# WHAT IS REQUIRED
Count the lines in the records below that contain the word "this", and reply with only that number.

(Extracted records)
************

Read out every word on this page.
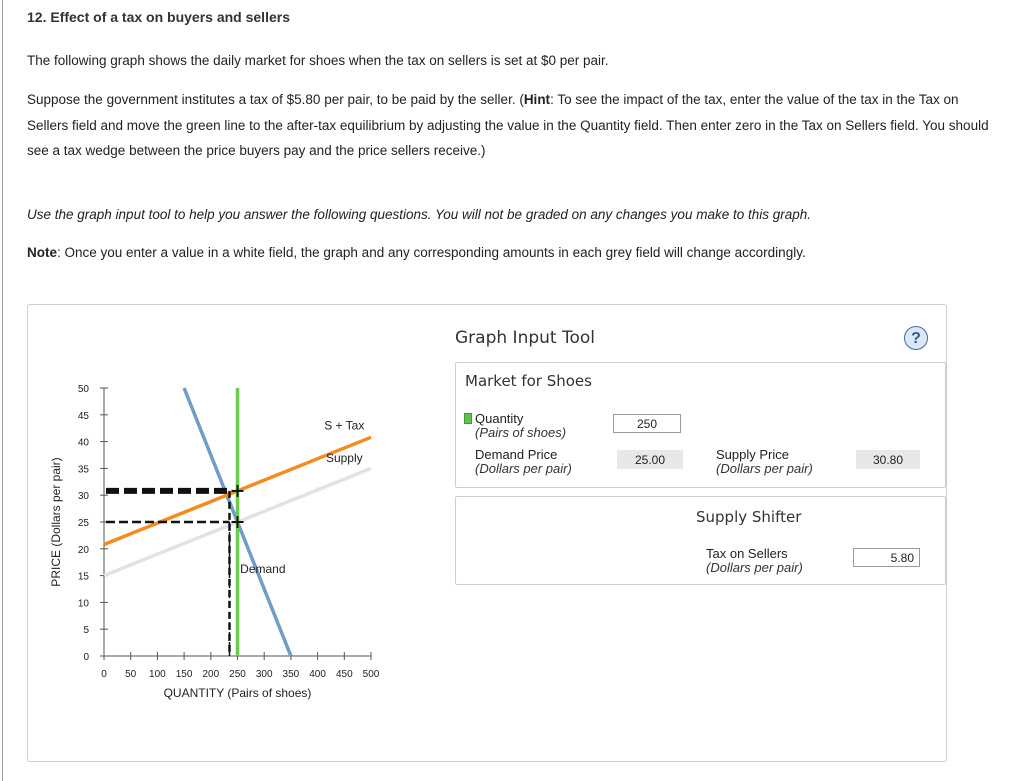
12. Effect of a tax on buyers and sellers
The following graph shows the daily market for shoes when the tax on sellers is set at $0 per pair.
Suppose the government institutes a tax of $5.80 per pair, to be paid by the seller. (Hint: To see the impact of the tax, enter the value of the tax in the Tax on Sellers field and move the green line to the after-tax equilibrium by adjusting the value in the Quantity field. Then enter zero in the Tax on Sellers field. You should see a tax wedge between the price buyers pay and the price sellers receive.)
Use the graph input tool to help you answer the following questions. You will not be graded on any changes you make to this graph.
Note: Once you enter a value in a white field, the graph and any corresponding amounts in each grey field will change accordingly.
0
5
10
15
20
25
30
35
40
45
50
0 50 100 150 200 250 300 350 400 450 500
QUANTITY (Pairs of shoes)
PRICE (Dollars per pair)
S + Tax
Supply
Demand
Graph Input Tool	?
Market for Shoes
Quantity
(Pairs of shoes)
250
Demand Price
(Dollars per pair)
25.00	Supply Price
(Dollars per pair)
30.80
Supply Shifter
Tax on Sellers
(Dollars per pair)
5.80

************

# THE REPLY
2